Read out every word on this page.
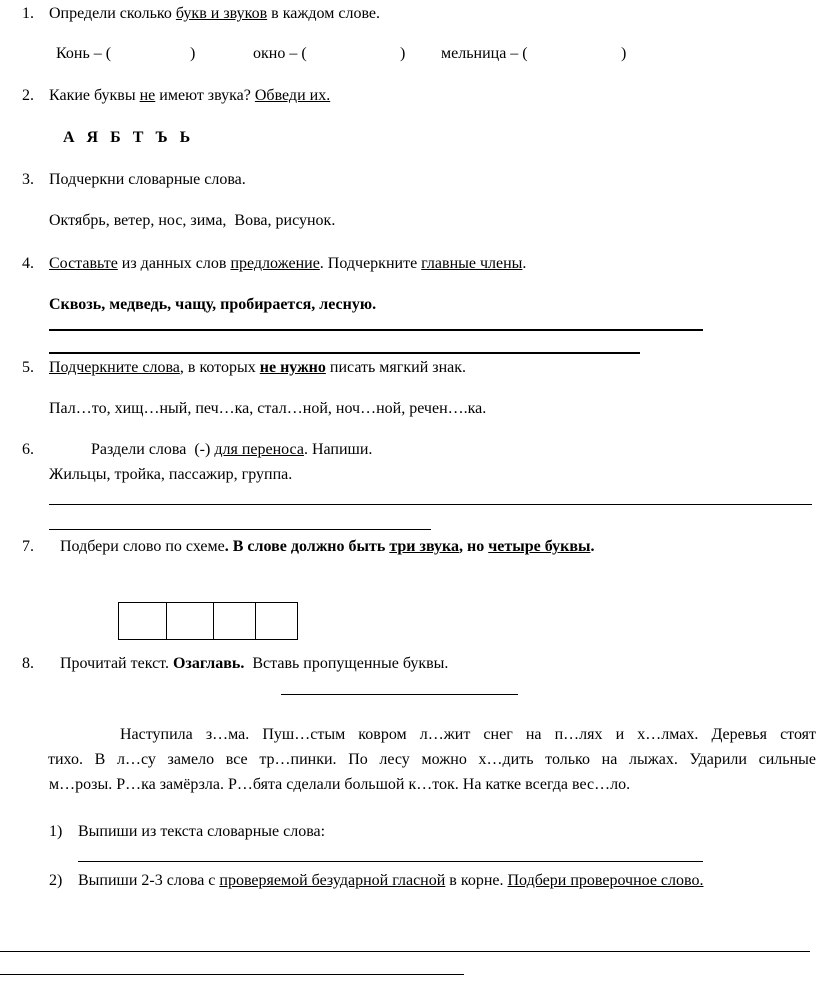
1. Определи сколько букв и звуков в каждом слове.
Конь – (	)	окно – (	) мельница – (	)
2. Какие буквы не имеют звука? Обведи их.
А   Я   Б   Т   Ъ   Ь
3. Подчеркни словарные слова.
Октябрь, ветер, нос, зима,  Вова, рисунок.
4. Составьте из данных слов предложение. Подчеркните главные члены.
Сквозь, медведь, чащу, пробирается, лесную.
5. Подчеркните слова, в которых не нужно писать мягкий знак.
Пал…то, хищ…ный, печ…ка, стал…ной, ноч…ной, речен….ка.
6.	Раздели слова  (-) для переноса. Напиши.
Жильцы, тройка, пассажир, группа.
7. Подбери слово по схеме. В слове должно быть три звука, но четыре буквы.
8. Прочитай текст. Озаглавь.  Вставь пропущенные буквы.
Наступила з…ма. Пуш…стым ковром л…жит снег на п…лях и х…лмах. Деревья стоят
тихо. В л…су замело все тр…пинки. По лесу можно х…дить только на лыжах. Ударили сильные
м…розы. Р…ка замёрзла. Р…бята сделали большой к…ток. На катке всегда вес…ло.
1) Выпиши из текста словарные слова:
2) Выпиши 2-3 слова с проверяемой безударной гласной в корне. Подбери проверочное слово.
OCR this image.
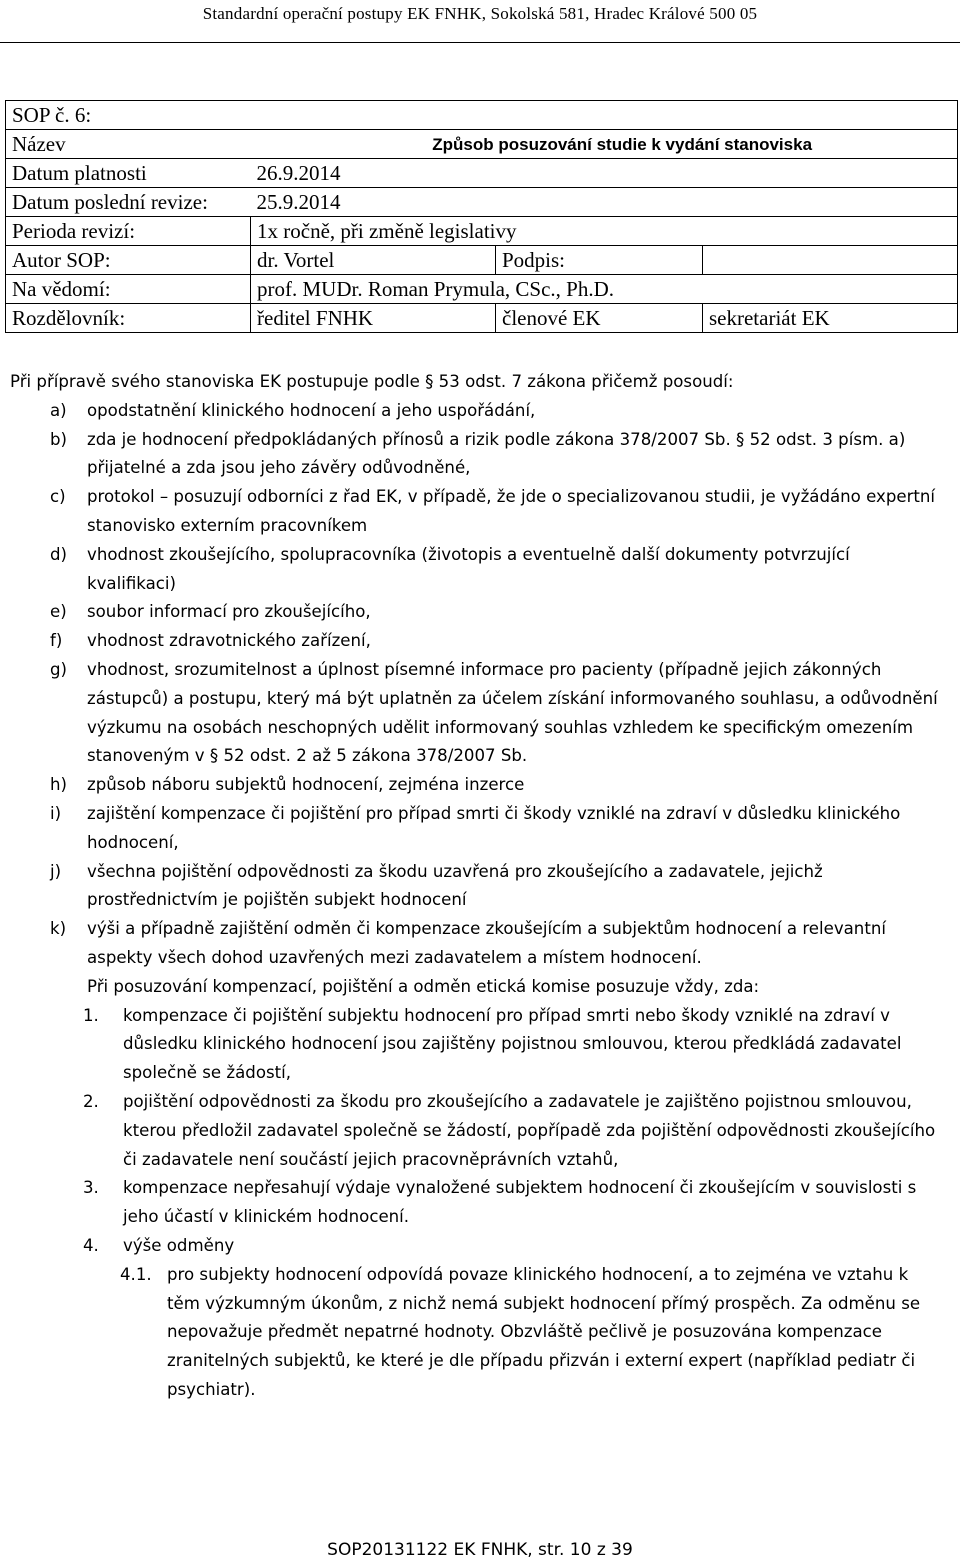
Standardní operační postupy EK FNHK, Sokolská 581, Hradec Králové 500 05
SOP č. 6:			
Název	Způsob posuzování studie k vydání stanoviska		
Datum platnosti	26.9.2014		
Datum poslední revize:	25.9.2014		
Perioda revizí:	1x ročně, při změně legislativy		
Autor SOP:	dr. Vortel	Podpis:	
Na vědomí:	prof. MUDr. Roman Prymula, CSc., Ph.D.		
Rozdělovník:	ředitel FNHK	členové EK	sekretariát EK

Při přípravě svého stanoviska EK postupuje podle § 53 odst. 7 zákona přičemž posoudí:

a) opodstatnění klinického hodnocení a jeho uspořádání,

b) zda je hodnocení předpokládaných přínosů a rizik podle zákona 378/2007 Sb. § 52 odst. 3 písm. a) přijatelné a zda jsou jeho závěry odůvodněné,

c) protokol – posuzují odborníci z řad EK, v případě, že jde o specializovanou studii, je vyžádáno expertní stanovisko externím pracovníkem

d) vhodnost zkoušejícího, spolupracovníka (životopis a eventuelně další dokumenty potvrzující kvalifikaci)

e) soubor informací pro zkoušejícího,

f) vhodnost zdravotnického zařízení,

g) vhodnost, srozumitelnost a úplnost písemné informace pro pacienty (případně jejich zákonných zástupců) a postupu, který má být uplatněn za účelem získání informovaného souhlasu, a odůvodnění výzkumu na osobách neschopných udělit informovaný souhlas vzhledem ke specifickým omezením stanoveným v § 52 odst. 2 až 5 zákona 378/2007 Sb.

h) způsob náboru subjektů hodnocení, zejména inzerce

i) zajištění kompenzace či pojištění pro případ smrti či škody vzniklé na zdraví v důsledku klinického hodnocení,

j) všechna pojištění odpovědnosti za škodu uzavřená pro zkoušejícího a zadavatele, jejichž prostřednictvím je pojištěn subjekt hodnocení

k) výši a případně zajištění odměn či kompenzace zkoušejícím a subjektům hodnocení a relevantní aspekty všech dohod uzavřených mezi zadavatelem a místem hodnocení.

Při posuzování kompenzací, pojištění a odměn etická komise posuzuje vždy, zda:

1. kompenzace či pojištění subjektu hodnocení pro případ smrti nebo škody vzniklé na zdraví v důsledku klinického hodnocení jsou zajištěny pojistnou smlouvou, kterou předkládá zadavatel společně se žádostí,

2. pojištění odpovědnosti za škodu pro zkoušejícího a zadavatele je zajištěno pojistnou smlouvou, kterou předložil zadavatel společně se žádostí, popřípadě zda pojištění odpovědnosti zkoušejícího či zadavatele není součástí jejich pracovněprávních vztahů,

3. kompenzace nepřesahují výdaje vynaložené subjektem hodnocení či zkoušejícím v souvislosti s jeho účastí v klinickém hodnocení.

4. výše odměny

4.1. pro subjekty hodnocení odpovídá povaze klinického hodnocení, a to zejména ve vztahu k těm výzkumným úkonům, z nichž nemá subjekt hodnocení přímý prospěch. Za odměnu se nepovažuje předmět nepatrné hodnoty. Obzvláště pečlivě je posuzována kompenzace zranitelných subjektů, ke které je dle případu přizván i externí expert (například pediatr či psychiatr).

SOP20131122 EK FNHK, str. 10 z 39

━━━

◆ PROBLEM TO WORK ON ◆
Reproduce the listing exactly. Leave its pictures out.

◆ RESPONSE BELOW ◆
Read out every word on this page.
1. Определи сколько букв и звуков в каждом слове.
Конь – (	)	окно – (	) мельница – (	)
2. Какие буквы не имеют звука? Обведи их.
А   Я   Б   Т   Ъ   Ь
3. Подчеркни словарные слова.
Октябрь, ветер, нос, зима,  Вова, рисунок.
4. Составьте из данных слов предложение. Подчеркните главные члены.
Сквозь, медведь, чащу, пробирается, лесную.
5. Подчеркните слова, в которых не нужно писать мягкий знак.
Пал…то, хищ…ный, печ…ка, стал…ной, ноч…ной, речен….ка.
6.	Раздели слова  (-) для переноса. Напиши.
Жильцы, тройка, пассажир, группа.
7. Подбери слово по схеме. В слове должно быть три звука, но четыре буквы.
8. Прочитай текст. Озаглавь.  Вставь пропущенные буквы.
Наступила з…ма. Пуш…стым ковром л…жит снег на п…лях и х…лмах. Деревья стоят
тихо. В л…су замело все тр…пинки. По лесу можно х…дить только на лыжах. Ударили сильные
м…розы. Р…ка замёрзла. Р…бята сделали большой к…ток. На катке всегда вес…ло.
1) Выпиши из текста словарные слова:
2) Выпиши 2-3 слова с проверяемой безударной гласной в корне. Подбери проверочное слово.
OCR this image.
Standardní operační postupy EK FNHK, Sokolská 581, Hradec Králové 500 05
SOP č. 6:			
Název	Způsob posuzování studie k vydání stanoviska		
Datum platnosti	26.9.2014		
Datum poslední revize:	25.9.2014		
Perioda revizí:	1x ročně, při změně legislativy		
Autor SOP:	dr. Vortel	Podpis:	
Na vědomí:	prof. MUDr. Roman Prymula, CSc., Ph.D.		
Rozdělovník:	ředitel FNHK	členové EK	sekretariát EK

Při přípravě svého stanoviska EK postupuje podle § 53 odst. 7 zákona přičemž posoudí:

a) opodstatnění klinického hodnocení a jeho uspořádání,

b) zda je hodnocení předpokládaných přínosů a rizik podle zákona 378/2007 Sb. § 52 odst. 3 písm. a) přijatelné a zda jsou jeho závěry odůvodněné,

c) protokol – posuzují odborníci z řad EK, v případě, že jde o specializovanou studii, je vyžádáno expertní stanovisko externím pracovníkem

d) vhodnost zkoušejícího, spolupracovníka (životopis a eventuelně další dokumenty potvrzující kvalifikaci)

e) soubor informací pro zkoušejícího,

f) vhodnost zdravotnického zařízení,

g) vhodnost, srozumitelnost a úplnost písemné informace pro pacienty (případně jejich zákonných zástupců) a postupu, který má být uplatněn za účelem získání informovaného souhlasu, a odůvodnění výzkumu na osobách neschopných udělit informovaný souhlas vzhledem ke specifickým omezením stanoveným v § 52 odst. 2 až 5 zákona 378/2007 Sb.

h) způsob náboru subjektů hodnocení, zejména inzerce

i) zajištění kompenzace či pojištění pro případ smrti či škody vzniklé na zdraví v důsledku klinického hodnocení,

j) všechna pojištění odpovědnosti za škodu uzavřená pro zkoušejícího a zadavatele, jejichž prostřednictvím je pojištěn subjekt hodnocení

k) výši a případně zajištění odměn či kompenzace zkoušejícím a subjektům hodnocení a relevantní aspekty všech dohod uzavřených mezi zadavatelem a místem hodnocení.

Při posuzování kompenzací, pojištění a odměn etická komise posuzuje vždy, zda:

1. kompenzace či pojištění subjektu hodnocení pro případ smrti nebo škody vzniklé na zdraví v důsledku klinického hodnocení jsou zajištěny pojistnou smlouvou, kterou předkládá zadavatel společně se žádostí,

2. pojištění odpovědnosti za škodu pro zkoušejícího a zadavatele je zajištěno pojistnou smlouvou, kterou předložil zadavatel společně se žádostí, popřípadě zda pojištění odpovědnosti zkoušejícího či zadavatele není součástí jejich pracovněprávních vztahů,

3. kompenzace nepřesahují výdaje vynaložené subjektem hodnocení či zkoušejícím v souvislosti s jeho účastí v klinickém hodnocení.

4. výše odměny

4.1. pro subjekty hodnocení odpovídá povaze klinického hodnocení, a to zejména ve vztahu k těm výzkumným úkonům, z nichž nemá subjekt hodnocení přímý prospěch. Za odměnu se nepovažuje předmět nepatrné hodnoty. Obzvláště pečlivě je posuzována kompenzace zranitelných subjektů, ke které je dle případu přizván i externí expert (například pediatr či psychiatr).

SOP20131122 EK FNHK, str. 10 z 39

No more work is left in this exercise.